EXERCISE TASK - Each entry must be reproduced precisely as it stands.

--- Begin SUPPLIED RECORDS ---

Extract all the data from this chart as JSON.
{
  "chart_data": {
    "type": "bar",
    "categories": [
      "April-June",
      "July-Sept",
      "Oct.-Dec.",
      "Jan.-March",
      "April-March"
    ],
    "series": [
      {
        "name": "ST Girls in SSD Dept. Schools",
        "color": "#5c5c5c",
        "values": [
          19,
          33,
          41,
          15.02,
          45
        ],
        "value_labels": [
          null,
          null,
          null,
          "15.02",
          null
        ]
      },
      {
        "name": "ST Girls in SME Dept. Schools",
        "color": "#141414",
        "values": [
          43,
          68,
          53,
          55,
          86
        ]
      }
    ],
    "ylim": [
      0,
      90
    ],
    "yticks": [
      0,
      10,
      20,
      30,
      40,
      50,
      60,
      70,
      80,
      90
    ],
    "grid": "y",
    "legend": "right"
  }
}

--- End SUPPLIED RECORDS ---

TASK ANSWER -
Extract all the data from this chart as JSON.
{
  "chart_data": {
    "type": "bar",
    "categories": [
      "April-June",
      "July-Sept",
      "Oct.-Dec.",
      "Jan.-March",
      "April-March"
    ],
    "series": [
      {
        "name": "ST Girls in SSD Dept. Schools",
        "color": "#5c5c5c",
        "values": [
          19,
          33,
          41,
          15.02,
          45
        ],
        "value_labels": [
          null,
          null,
          null,
          "15.02",
          null
        ]
      },
      {
        "name": "ST Girls in SME Dept. Schools",
        "color": "#141414",
        "values": [
          43,
          68,
          53,
          55,
          86
        ]
      }
    ],
    "ylim": [
      0,
      90
    ],
    "yticks": [
      0,
      10,
      20,
      30,
      40,
      50,
      60,
      70,
      80,
      90
    ],
    "grid": "y",
    "legend": "right"
  }
}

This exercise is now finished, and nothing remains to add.